A run of records:
● ● ●
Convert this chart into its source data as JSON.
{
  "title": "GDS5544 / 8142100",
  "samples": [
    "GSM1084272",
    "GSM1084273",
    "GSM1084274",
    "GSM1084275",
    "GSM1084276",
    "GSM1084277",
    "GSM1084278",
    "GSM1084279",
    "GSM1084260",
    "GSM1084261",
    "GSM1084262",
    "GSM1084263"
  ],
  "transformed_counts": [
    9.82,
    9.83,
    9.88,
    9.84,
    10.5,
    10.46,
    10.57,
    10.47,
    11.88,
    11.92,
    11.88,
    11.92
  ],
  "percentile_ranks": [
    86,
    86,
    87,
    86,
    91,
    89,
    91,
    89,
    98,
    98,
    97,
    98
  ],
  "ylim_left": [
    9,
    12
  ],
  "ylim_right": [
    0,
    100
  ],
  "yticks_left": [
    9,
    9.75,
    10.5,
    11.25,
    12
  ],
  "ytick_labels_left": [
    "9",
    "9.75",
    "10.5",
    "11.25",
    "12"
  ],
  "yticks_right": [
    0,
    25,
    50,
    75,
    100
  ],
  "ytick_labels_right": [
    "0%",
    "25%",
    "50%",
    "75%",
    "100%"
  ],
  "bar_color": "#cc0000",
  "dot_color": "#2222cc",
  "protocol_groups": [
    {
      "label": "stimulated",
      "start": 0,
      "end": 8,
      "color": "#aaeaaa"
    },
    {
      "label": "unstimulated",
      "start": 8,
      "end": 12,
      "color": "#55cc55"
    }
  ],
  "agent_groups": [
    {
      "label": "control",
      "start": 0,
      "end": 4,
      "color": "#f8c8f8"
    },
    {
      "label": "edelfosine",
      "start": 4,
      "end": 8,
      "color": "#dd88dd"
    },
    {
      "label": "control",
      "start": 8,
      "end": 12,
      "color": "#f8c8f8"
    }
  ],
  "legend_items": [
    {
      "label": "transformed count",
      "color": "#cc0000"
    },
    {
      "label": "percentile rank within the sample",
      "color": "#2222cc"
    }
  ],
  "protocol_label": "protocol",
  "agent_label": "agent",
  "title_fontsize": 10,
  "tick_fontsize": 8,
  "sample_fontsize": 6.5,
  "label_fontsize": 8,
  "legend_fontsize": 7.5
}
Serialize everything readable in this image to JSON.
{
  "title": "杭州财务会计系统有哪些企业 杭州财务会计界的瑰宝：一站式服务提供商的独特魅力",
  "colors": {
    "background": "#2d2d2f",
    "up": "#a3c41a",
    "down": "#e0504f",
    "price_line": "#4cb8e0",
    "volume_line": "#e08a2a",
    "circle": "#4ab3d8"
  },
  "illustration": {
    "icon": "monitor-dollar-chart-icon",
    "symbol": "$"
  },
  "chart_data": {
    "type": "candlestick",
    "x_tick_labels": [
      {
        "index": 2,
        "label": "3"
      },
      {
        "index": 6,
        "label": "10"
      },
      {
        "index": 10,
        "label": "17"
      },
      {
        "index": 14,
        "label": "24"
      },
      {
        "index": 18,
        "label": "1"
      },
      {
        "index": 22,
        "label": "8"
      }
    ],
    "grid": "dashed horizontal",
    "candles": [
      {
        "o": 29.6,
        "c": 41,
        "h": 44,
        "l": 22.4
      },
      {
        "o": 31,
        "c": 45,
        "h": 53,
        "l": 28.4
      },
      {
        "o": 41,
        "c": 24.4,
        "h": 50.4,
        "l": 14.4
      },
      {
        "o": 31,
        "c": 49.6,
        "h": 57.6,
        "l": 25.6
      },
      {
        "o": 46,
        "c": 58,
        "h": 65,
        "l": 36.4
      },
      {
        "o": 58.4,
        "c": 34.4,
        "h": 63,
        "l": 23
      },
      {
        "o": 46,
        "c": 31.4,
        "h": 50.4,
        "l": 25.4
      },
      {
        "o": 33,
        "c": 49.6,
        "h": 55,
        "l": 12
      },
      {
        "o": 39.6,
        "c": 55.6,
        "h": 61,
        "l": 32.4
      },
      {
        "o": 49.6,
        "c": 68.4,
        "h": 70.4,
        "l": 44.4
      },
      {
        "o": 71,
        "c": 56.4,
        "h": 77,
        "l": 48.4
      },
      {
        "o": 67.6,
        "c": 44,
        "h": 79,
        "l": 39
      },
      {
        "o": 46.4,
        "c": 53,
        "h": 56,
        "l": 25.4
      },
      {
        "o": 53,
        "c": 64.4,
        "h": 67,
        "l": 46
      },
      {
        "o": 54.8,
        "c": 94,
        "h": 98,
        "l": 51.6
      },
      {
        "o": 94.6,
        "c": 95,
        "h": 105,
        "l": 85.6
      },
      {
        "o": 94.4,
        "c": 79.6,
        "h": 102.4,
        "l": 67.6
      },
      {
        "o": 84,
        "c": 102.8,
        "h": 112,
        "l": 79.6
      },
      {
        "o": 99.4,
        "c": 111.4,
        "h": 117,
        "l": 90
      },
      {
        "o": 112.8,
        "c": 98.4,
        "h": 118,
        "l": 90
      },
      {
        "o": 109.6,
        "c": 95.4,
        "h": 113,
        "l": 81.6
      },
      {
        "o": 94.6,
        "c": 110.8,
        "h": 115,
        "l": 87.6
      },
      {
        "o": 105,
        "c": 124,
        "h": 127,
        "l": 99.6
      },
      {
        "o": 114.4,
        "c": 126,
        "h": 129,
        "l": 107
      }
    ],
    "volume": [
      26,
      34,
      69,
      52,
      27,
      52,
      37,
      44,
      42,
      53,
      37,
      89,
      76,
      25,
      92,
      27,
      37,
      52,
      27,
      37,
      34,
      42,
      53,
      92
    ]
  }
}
● ● ●
Reproduce the whole listing word for word.

**Response for this exercise**
Convert this chart into its source data as JSON.
{
  "title": "GDS5544 / 8142100",
  "samples": [
    "GSM1084272",
    "GSM1084273",
    "GSM1084274",
    "GSM1084275",
    "GSM1084276",
    "GSM1084277",
    "GSM1084278",
    "GSM1084279",
    "GSM1084260",
    "GSM1084261",
    "GSM1084262",
    "GSM1084263"
  ],
  "transformed_counts": [
    9.82,
    9.83,
    9.88,
    9.84,
    10.5,
    10.46,
    10.57,
    10.47,
    11.88,
    11.92,
    11.88,
    11.92
  ],
  "percentile_ranks": [
    86,
    86,
    87,
    86,
    91,
    89,
    91,
    89,
    98,
    98,
    97,
    98
  ],
  "ylim_left": [
    9,
    12
  ],
  "ylim_right": [
    0,
    100
  ],
  "yticks_left": [
    9,
    9.75,
    10.5,
    11.25,
    12
  ],
  "ytick_labels_left": [
    "9",
    "9.75",
    "10.5",
    "11.25",
    "12"
  ],
  "yticks_right": [
    0,
    25,
    50,
    75,
    100
  ],
  "ytick_labels_right": [
    "0%",
    "25%",
    "50%",
    "75%",
    "100%"
  ],
  "bar_color": "#cc0000",
  "dot_color": "#2222cc",
  "protocol_groups": [
    {
      "label": "stimulated",
      "start": 0,
      "end": 8,
      "color": "#aaeaaa"
    },
    {
      "label": "unstimulated",
      "start": 8,
      "end": 12,
      "color": "#55cc55"
    }
  ],
  "agent_groups": [
    {
      "label": "control",
      "start": 0,
      "end": 4,
      "color": "#f8c8f8"
    },
    {
      "label": "edelfosine",
      "start": 4,
      "end": 8,
      "color": "#dd88dd"
    },
    {
      "label": "control",
      "start": 8,
      "end": 12,
      "color": "#f8c8f8"
    }
  ],
  "legend_items": [
    {
      "label": "transformed count",
      "color": "#cc0000"
    },
    {
      "label": "percentile rank within the sample",
      "color": "#2222cc"
    }
  ],
  "protocol_label": "protocol",
  "agent_label": "agent",
  "title_fontsize": 10,
  "tick_fontsize": 8,
  "sample_fontsize": 6.5,
  "label_fontsize": 8,
  "legend_fontsize": 7.5
}
Serialize everything readable in this image to JSON.
{
  "title": "杭州财务会计系统有哪些企业 杭州财务会计界的瑰宝：一站式服务提供商的独特魅力",
  "colors": {
    "background": "#2d2d2f",
    "up": "#a3c41a",
    "down": "#e0504f",
    "price_line": "#4cb8e0",
    "volume_line": "#e08a2a",
    "circle": "#4ab3d8"
  },
  "illustration": {
    "icon": "monitor-dollar-chart-icon",
    "symbol": "$"
  },
  "chart_data": {
    "type": "candlestick",
    "x_tick_labels": [
      {
        "index": 2,
        "label": "3"
      },
      {
        "index": 6,
        "label": "10"
      },
      {
        "index": 10,
        "label": "17"
      },
      {
        "index": 14,
        "label": "24"
      },
      {
        "index": 18,
        "label": "1"
      },
      {
        "index": 22,
        "label": "8"
      }
    ],
    "grid": "dashed horizontal",
    "candles": [
      {
        "o": 29.6,
        "c": 41,
        "h": 44,
        "l": 22.4
      },
      {
        "o": 31,
        "c": 45,
        "h": 53,
        "l": 28.4
      },
      {
        "o": 41,
        "c": 24.4,
        "h": 50.4,
        "l": 14.4
      },
      {
        "o": 31,
        "c": 49.6,
        "h": 57.6,
        "l": 25.6
      },
      {
        "o": 46,
        "c": 58,
        "h": 65,
        "l": 36.4
      },
      {
        "o": 58.4,
        "c": 34.4,
        "h": 63,
        "l": 23
      },
      {
        "o": 46,
        "c": 31.4,
        "h": 50.4,
        "l": 25.4
      },
      {
        "o": 33,
        "c": 49.6,
        "h": 55,
        "l": 12
      },
      {
        "o": 39.6,
        "c": 55.6,
        "h": 61,
        "l": 32.4
      },
      {
        "o": 49.6,
        "c": 68.4,
        "h": 70.4,
        "l": 44.4
      },
      {
        "o": 71,
        "c": 56.4,
        "h": 77,
        "l": 48.4
      },
      {
        "o": 67.6,
        "c": 44,
        "h": 79,
        "l": 39
      },
      {
        "o": 46.4,
        "c": 53,
        "h": 56,
        "l": 25.4
      },
      {
        "o": 53,
        "c": 64.4,
        "h": 67,
        "l": 46
      },
      {
        "o": 54.8,
        "c": 94,
        "h": 98,
        "l": 51.6
      },
      {
        "o": 94.6,
        "c": 95,
        "h": 105,
        "l": 85.6
      },
      {
        "o": 94.4,
        "c": 79.6,
        "h": 102.4,
        "l": 67.6
      },
      {
        "o": 84,
        "c": 102.8,
        "h": 112,
        "l": 79.6
      },
      {
        "o": 99.4,
        "c": 111.4,
        "h": 117,
        "l": 90
      },
      {
        "o": 112.8,
        "c": 98.4,
        "h": 118,
        "l": 90
      },
      {
        "o": 109.6,
        "c": 95.4,
        "h": 113,
        "l": 81.6
      },
      {
        "o": 94.6,
        "c": 110.8,
        "h": 115,
        "l": 87.6
      },
      {
        "o": 105,
        "c": 124,
        "h": 127,
        "l": 99.6
      },
      {
        "o": 114.4,
        "c": 126,
        "h": 129,
        "l": 107
      }
    ],
    "volume": [
      26,
      34,
      69,
      52,
      27,
      52,
      37,
      44,
      42,
      53,
      37,
      89,
      76,
      25,
      92,
      27,
      37,
      52,
      27,
      37,
      34,
      42,
      53,
      92
    ]
  }
}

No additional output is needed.